## Instructions for the task
Transcribe the material exactly. Images do not belong in the copy.

## Given records
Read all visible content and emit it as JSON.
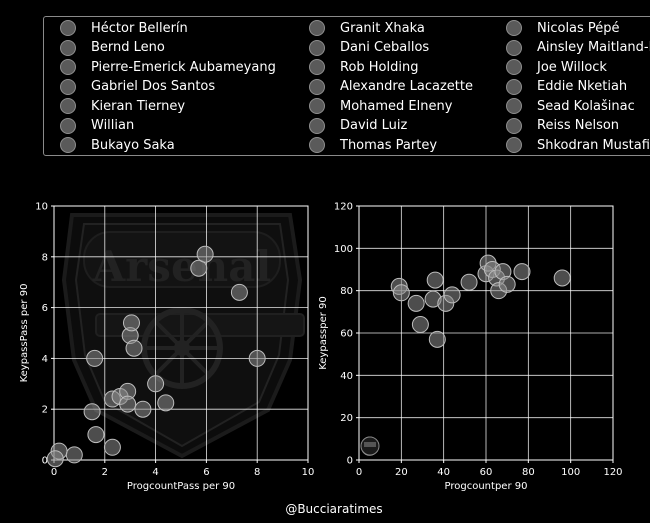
{
  "legend": {
    "players": [
      "Héctor Bellerín",
      "Bernd Leno",
      "Pierre-Emerick Aubameyang",
      "Gabriel Dos Santos",
      "Kieran Tierney",
      "Willian",
      "Bukayo Saka",
      "Granit Xhaka",
      "Dani Ceballos",
      "Rob Holding",
      "Alexandre Lacazette",
      "Mohamed Elneny",
      "David Luiz",
      "Thomas Partey",
      "Nicolas Pépé",
      "Ainsley Maitland-Niles",
      "Joe Willock",
      "Eddie Nketiah",
      "Sead Kolašinac",
      "Reiss Nelson",
      "Shkodran Mustafi"
    ]
  },
  "watermark": {
    "text": "Arsenal"
  },
  "credit": "@Bucciaratimes",
  "colors": {
    "background": "#000000",
    "marker_fill": "#8c8c8c",
    "marker_edge": "#bdbdbd",
    "grid": "#ffffff"
  },
  "chart_data": [
    {
      "type": "scatter",
      "xlabel": "ProgcountPass per 90",
      "ylabel": "KeypassPass per 90",
      "xlim": [
        0,
        10
      ],
      "ylim": [
        0,
        10
      ],
      "xticks": [
        "0",
        "2",
        "4",
        "6",
        "8",
        "10"
      ],
      "yticks": [
        "0",
        "2",
        "4",
        "6",
        "8",
        "10"
      ],
      "grid": true,
      "points": [
        {
          "x": 0.2,
          "y": 0.35
        },
        {
          "x": 0.8,
          "y": 0.2
        },
        {
          "x": 0.05,
          "y": 0.05
        },
        {
          "x": 1.5,
          "y": 1.9
        },
        {
          "x": 1.65,
          "y": 1.0
        },
        {
          "x": 1.6,
          "y": 4.0
        },
        {
          "x": 2.3,
          "y": 0.5
        },
        {
          "x": 2.3,
          "y": 2.4
        },
        {
          "x": 2.6,
          "y": 2.5
        },
        {
          "x": 2.9,
          "y": 2.7
        },
        {
          "x": 2.9,
          "y": 2.2
        },
        {
          "x": 3.0,
          "y": 4.9
        },
        {
          "x": 3.05,
          "y": 5.4
        },
        {
          "x": 3.15,
          "y": 4.4
        },
        {
          "x": 3.5,
          "y": 2.0
        },
        {
          "x": 4.0,
          "y": 3.0
        },
        {
          "x": 4.4,
          "y": 2.25
        },
        {
          "x": 5.7,
          "y": 7.55
        },
        {
          "x": 5.95,
          "y": 8.1
        },
        {
          "x": 7.3,
          "y": 6.6
        },
        {
          "x": 8.0,
          "y": 4.0
        }
      ]
    },
    {
      "type": "scatter",
      "xlabel": "Progcountper 90",
      "ylabel": "Keypassper 90",
      "xlim": [
        0,
        120
      ],
      "ylim": [
        0,
        120
      ],
      "xticks": [
        "0",
        "20",
        "40",
        "60",
        "80",
        "100",
        "120"
      ],
      "yticks": [
        "0",
        "20",
        "40",
        "60",
        "80",
        "100",
        "120"
      ],
      "grid": true,
      "points": [
        {
          "x": 19,
          "y": 82
        },
        {
          "x": 20,
          "y": 79
        },
        {
          "x": 27,
          "y": 74
        },
        {
          "x": 29,
          "y": 64
        },
        {
          "x": 35,
          "y": 76
        },
        {
          "x": 36,
          "y": 85
        },
        {
          "x": 37,
          "y": 57
        },
        {
          "x": 41,
          "y": 74
        },
        {
          "x": 44,
          "y": 78
        },
        {
          "x": 52,
          "y": 84
        },
        {
          "x": 60,
          "y": 88
        },
        {
          "x": 61,
          "y": 93
        },
        {
          "x": 63,
          "y": 90
        },
        {
          "x": 65,
          "y": 86
        },
        {
          "x": 66,
          "y": 80
        },
        {
          "x": 68,
          "y": 89
        },
        {
          "x": 70,
          "y": 83
        },
        {
          "x": 77,
          "y": 89
        },
        {
          "x": 96,
          "y": 86
        },
        {
          "x": 5,
          "y": 7
        },
        {
          "x": 5,
          "y": 6
        }
      ]
    }
  ]
}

## Result
Read all visible content and emit it as JSON.
{
  "legend": {
    "players": [
      "Héctor Bellerín",
      "Bernd Leno",
      "Pierre-Emerick Aubameyang",
      "Gabriel Dos Santos",
      "Kieran Tierney",
      "Willian",
      "Bukayo Saka",
      "Granit Xhaka",
      "Dani Ceballos",
      "Rob Holding",
      "Alexandre Lacazette",
      "Mohamed Elneny",
      "David Luiz",
      "Thomas Partey",
      "Nicolas Pépé",
      "Ainsley Maitland-Niles",
      "Joe Willock",
      "Eddie Nketiah",
      "Sead Kolašinac",
      "Reiss Nelson",
      "Shkodran Mustafi"
    ]
  },
  "watermark": {
    "text": "Arsenal"
  },
  "credit": "@Bucciaratimes",
  "colors": {
    "background": "#000000",
    "marker_fill": "#8c8c8c",
    "marker_edge": "#bdbdbd",
    "grid": "#ffffff"
  },
  "chart_data": [
    {
      "type": "scatter",
      "xlabel": "ProgcountPass per 90",
      "ylabel": "KeypassPass per 90",
      "xlim": [
        0,
        10
      ],
      "ylim": [
        0,
        10
      ],
      "xticks": [
        "0",
        "2",
        "4",
        "6",
        "8",
        "10"
      ],
      "yticks": [
        "0",
        "2",
        "4",
        "6",
        "8",
        "10"
      ],
      "grid": true,
      "points": [
        {
          "x": 0.2,
          "y": 0.35
        },
        {
          "x": 0.8,
          "y": 0.2
        },
        {
          "x": 0.05,
          "y": 0.05
        },
        {
          "x": 1.5,
          "y": 1.9
        },
        {
          "x": 1.65,
          "y": 1.0
        },
        {
          "x": 1.6,
          "y": 4.0
        },
        {
          "x": 2.3,
          "y": 0.5
        },
        {
          "x": 2.3,
          "y": 2.4
        },
        {
          "x": 2.6,
          "y": 2.5
        },
        {
          "x": 2.9,
          "y": 2.7
        },
        {
          "x": 2.9,
          "y": 2.2
        },
        {
          "x": 3.0,
          "y": 4.9
        },
        {
          "x": 3.05,
          "y": 5.4
        },
        {
          "x": 3.15,
          "y": 4.4
        },
        {
          "x": 3.5,
          "y": 2.0
        },
        {
          "x": 4.0,
          "y": 3.0
        },
        {
          "x": 4.4,
          "y": 2.25
        },
        {
          "x": 5.7,
          "y": 7.55
        },
        {
          "x": 5.95,
          "y": 8.1
        },
        {
          "x": 7.3,
          "y": 6.6
        },
        {
          "x": 8.0,
          "y": 4.0
        }
      ]
    },
    {
      "type": "scatter",
      "xlabel": "Progcountper 90",
      "ylabel": "Keypassper 90",
      "xlim": [
        0,
        120
      ],
      "ylim": [
        0,
        120
      ],
      "xticks": [
        "0",
        "20",
        "40",
        "60",
        "80",
        "100",
        "120"
      ],
      "yticks": [
        "0",
        "20",
        "40",
        "60",
        "80",
        "100",
        "120"
      ],
      "grid": true,
      "points": [
        {
          "x": 19,
          "y": 82
        },
        {
          "x": 20,
          "y": 79
        },
        {
          "x": 27,
          "y": 74
        },
        {
          "x": 29,
          "y": 64
        },
        {
          "x": 35,
          "y": 76
        },
        {
          "x": 36,
          "y": 85
        },
        {
          "x": 37,
          "y": 57
        },
        {
          "x": 41,
          "y": 74
        },
        {
          "x": 44,
          "y": 78
        },
        {
          "x": 52,
          "y": 84
        },
        {
          "x": 60,
          "y": 88
        },
        {
          "x": 61,
          "y": 93
        },
        {
          "x": 63,
          "y": 90
        },
        {
          "x": 65,
          "y": 86
        },
        {
          "x": 66,
          "y": 80
        },
        {
          "x": 68,
          "y": 89
        },
        {
          "x": 70,
          "y": 83
        },
        {
          "x": 77,
          "y": 89
        },
        {
          "x": 96,
          "y": 86
        },
        {
          "x": 5,
          "y": 7
        },
        {
          "x": 5,
          "y": 6
        }
      ]
    }
  ]
}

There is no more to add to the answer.